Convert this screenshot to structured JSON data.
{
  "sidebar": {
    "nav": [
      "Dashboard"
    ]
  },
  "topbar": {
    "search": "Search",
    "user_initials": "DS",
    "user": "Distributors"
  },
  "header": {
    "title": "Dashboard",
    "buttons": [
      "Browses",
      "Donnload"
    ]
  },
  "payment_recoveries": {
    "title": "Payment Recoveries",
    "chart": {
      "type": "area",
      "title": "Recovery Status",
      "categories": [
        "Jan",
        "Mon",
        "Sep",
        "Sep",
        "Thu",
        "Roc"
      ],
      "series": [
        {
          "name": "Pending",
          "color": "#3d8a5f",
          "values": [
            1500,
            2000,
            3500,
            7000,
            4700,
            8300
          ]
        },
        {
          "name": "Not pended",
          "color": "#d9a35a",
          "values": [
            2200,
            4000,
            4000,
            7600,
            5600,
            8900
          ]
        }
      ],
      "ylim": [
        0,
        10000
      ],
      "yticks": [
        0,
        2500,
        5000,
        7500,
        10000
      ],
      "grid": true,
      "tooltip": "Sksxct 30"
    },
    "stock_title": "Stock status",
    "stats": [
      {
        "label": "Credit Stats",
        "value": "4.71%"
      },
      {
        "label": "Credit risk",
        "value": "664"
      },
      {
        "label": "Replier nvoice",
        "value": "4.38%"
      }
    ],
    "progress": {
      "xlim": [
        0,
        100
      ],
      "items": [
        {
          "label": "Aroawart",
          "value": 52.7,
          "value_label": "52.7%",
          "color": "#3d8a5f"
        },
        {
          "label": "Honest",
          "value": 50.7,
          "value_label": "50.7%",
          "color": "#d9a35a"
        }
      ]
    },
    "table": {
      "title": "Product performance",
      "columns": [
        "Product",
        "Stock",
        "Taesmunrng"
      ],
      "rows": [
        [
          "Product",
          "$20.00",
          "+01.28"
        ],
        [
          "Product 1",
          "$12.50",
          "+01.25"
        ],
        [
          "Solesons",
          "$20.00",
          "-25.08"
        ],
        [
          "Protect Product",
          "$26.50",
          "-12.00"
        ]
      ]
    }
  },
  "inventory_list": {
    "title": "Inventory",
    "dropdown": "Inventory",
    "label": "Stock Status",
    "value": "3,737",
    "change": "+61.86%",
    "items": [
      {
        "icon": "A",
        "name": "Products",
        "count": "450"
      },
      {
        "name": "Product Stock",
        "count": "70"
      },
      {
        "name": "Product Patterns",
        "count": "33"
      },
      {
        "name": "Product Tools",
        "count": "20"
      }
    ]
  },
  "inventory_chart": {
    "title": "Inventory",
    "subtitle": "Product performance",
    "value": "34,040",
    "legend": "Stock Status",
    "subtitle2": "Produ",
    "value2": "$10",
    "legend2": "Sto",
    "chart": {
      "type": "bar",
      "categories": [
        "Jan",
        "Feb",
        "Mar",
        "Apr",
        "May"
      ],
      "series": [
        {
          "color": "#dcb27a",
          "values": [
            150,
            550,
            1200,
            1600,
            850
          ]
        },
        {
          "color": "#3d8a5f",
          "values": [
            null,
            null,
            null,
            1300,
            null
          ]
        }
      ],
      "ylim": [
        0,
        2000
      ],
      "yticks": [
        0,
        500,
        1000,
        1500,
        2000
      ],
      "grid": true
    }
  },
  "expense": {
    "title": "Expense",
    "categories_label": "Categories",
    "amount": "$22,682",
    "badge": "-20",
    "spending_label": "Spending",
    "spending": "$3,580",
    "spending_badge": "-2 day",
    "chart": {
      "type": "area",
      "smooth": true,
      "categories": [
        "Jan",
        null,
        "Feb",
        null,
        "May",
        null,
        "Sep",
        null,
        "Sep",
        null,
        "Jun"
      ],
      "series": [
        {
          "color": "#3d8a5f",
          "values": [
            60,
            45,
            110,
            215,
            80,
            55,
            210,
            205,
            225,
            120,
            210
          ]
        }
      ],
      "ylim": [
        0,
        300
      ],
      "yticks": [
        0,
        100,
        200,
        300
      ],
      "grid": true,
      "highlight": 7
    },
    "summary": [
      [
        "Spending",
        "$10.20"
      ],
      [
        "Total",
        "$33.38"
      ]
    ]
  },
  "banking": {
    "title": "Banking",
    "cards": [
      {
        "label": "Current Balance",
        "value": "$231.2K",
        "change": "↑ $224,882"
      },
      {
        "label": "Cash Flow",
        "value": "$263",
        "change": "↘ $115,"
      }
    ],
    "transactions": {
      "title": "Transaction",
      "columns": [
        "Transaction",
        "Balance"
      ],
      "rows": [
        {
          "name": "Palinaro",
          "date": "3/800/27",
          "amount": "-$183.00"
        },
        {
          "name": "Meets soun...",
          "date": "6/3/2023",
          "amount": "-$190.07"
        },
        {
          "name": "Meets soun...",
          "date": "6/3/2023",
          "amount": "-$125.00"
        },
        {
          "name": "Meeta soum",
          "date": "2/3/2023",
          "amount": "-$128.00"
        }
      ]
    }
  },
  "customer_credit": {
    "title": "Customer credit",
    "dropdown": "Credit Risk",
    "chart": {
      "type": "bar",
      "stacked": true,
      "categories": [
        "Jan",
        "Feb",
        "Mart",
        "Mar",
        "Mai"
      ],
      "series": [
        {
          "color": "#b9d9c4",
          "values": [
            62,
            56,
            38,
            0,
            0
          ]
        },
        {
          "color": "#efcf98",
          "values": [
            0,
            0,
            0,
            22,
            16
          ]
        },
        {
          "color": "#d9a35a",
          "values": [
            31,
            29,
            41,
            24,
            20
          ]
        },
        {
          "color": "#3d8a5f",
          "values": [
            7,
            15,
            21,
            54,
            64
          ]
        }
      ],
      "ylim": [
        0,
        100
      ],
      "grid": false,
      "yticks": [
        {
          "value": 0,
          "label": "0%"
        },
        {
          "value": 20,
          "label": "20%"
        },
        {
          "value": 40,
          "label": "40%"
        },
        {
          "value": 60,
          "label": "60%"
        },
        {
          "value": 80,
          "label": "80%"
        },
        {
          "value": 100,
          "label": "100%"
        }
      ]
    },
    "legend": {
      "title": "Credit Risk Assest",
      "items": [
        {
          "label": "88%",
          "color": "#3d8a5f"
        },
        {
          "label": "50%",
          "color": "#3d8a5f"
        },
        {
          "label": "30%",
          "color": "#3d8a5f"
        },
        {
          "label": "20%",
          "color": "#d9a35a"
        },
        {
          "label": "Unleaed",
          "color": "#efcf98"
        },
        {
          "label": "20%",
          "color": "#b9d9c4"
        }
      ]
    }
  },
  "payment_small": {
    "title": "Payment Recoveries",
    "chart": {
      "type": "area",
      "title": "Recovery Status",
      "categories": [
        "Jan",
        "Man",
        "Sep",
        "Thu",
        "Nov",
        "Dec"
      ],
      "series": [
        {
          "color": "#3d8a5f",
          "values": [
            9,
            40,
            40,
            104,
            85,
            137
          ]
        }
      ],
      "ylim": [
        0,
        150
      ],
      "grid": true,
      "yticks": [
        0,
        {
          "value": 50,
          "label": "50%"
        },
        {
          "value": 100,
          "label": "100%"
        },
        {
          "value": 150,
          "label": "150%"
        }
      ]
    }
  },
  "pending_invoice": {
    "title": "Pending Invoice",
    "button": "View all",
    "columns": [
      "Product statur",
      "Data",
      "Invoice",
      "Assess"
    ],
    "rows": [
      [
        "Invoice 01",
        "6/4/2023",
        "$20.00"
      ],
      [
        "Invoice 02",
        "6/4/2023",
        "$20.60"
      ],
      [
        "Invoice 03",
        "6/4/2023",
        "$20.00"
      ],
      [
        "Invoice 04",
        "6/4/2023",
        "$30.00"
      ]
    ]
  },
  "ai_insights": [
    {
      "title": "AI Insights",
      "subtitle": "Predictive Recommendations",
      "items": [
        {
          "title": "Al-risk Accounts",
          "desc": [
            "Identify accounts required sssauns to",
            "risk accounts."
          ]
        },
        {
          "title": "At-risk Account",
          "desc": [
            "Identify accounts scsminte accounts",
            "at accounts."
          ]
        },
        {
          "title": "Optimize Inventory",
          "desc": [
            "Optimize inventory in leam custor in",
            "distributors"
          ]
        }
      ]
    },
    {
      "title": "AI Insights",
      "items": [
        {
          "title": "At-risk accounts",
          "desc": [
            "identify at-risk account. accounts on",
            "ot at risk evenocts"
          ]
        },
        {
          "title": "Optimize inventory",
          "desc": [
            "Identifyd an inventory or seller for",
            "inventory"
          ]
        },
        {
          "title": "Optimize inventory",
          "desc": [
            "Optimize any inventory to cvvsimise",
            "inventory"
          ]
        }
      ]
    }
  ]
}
○ ○ ○ ○
Identify each line in the entries with the word "dropdown" and copy it.

    "dropdown": "Inventory",
    "dropdown": "Credit Risk",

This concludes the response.